[Collected data entries]
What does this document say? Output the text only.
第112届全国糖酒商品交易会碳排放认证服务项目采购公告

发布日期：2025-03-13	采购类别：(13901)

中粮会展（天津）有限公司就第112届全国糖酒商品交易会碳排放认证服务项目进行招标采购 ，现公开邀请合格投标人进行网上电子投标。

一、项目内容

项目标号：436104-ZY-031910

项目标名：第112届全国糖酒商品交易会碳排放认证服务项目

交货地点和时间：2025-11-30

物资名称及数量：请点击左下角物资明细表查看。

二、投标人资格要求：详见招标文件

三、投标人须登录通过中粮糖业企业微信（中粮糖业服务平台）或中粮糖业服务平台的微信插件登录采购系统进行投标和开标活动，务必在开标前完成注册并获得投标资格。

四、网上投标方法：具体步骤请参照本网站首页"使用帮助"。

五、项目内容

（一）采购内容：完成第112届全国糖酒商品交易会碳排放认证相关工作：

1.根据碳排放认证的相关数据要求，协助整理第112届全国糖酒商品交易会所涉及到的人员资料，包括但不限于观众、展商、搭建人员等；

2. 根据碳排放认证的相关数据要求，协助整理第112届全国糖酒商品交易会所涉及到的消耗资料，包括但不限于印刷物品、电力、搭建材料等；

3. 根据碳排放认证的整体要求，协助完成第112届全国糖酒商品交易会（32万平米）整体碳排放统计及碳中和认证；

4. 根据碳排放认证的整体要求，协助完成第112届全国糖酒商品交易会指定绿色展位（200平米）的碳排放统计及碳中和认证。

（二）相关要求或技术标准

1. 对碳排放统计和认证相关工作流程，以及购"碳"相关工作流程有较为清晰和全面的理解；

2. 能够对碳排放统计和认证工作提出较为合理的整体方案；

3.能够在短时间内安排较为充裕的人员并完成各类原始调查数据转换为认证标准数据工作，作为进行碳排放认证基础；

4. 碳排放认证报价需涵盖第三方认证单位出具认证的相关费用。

◆ Requirement
The records above must be output exactly, in full.

◆ Written answer
What does this document say? Output the text only.
第112届全国糖酒商品交易会碳排放认证服务项目采购公告

发布日期：2025-03-13	采购类别：(13901)

中粮会展（天津）有限公司就第112届全国糖酒商品交易会碳排放认证服务项目进行招标采购 ，现公开邀请合格投标人进行网上电子投标。

一、项目内容

项目标号：436104-ZY-031910

项目标名：第112届全国糖酒商品交易会碳排放认证服务项目

交货地点和时间：2025-11-30

物资名称及数量：请点击左下角物资明细表查看。

二、投标人资格要求：详见招标文件

三、投标人须登录通过中粮糖业企业微信（中粮糖业服务平台）或中粮糖业服务平台的微信插件登录采购系统进行投标和开标活动，务必在开标前完成注册并获得投标资格。

四、网上投标方法：具体步骤请参照本网站首页"使用帮助"。

五、项目内容

（一）采购内容：完成第112届全国糖酒商品交易会碳排放认证相关工作：

1.根据碳排放认证的相关数据要求，协助整理第112届全国糖酒商品交易会所涉及到的人员资料，包括但不限于观众、展商、搭建人员等；

2. 根据碳排放认证的相关数据要求，协助整理第112届全国糖酒商品交易会所涉及到的消耗资料，包括但不限于印刷物品、电力、搭建材料等；

3. 根据碳排放认证的整体要求，协助完成第112届全国糖酒商品交易会（32万平米）整体碳排放统计及碳中和认证；

4. 根据碳排放认证的整体要求，协助完成第112届全国糖酒商品交易会指定绿色展位（200平米）的碳排放统计及碳中和认证。

（二）相关要求或技术标准

1. 对碳排放统计和认证相关工作流程，以及购"碳"相关工作流程有较为清晰和全面的理解；

2. 能够对碳排放统计和认证工作提出较为合理的整体方案；

3.能够在短时间内安排较为充裕的人员并完成各类原始调查数据转换为认证标准数据工作，作为进行碳排放认证基础；

4. 碳排放认证报价需涵盖第三方认证单位出具认证的相关费用。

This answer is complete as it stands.